* _Items_:
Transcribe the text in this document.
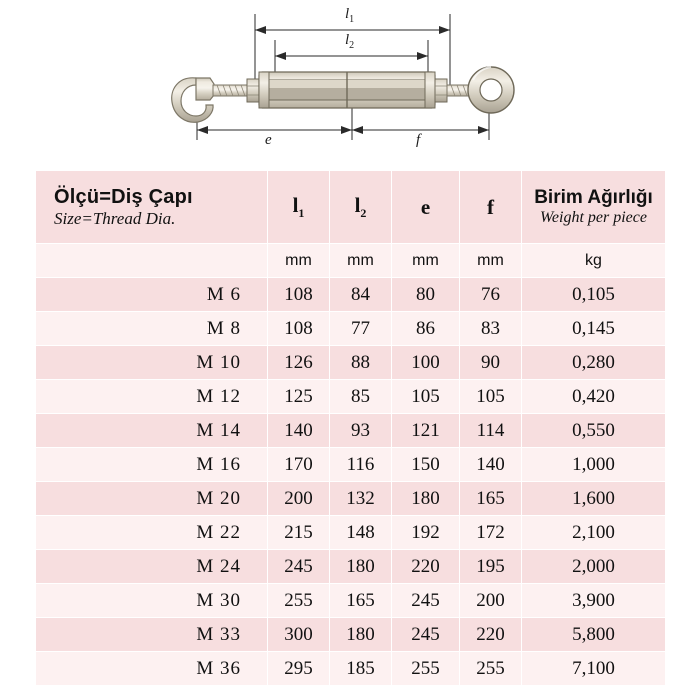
$l_1$
$l_2$
e	f
Ölçü=Diş Çapı
Size=Thread Dia.
	$l_1$	$l_2$	e	f	Birim Ağırlığı
Weight per piece

	mm	mm	mm	mm	kg
M 6	108	84	80	76	0,105
M 8	108	77	86	83	0,145
M 10	126	88	100	90	0,280
M 12	125	85	105	105	0,420
M 14	140	93	121	114	0,550
M 16	170	116	150	140	1,000
M 20	200	132	180	165	1,600
M 22	215	148	192	172	2,100
M 24	245	180	220	195	2,000
M 30	255	165	245	200	3,900
M 33	300	180	245	220	5,800
M 36	295	185	255	255	7,100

* _What is being asked_: Copy all the lines of data exactly as they appear, dropping any images.

* _Answer below_:
Transcribe the text in this document.
$l_1$
$l_2$
e	f
Ölçü=Diş Çapı
Size=Thread Dia.
	$l_1$	$l_2$	e	f	Birim Ağırlığı
Weight per piece

	mm	mm	mm	mm	kg
M 6	108	84	80	76	0,105
M 8	108	77	86	83	0,145
M 10	126	88	100	90	0,280
M 12	125	85	105	105	0,420
M 14	140	93	121	114	0,550
M 16	170	116	150	140	1,000
M 20	200	132	180	165	1,600
M 22	215	148	192	172	2,100
M 24	245	180	220	195	2,000
M 30	255	165	245	200	3,900
M 33	300	180	245	220	5,800
M 36	295	185	255	255	7,100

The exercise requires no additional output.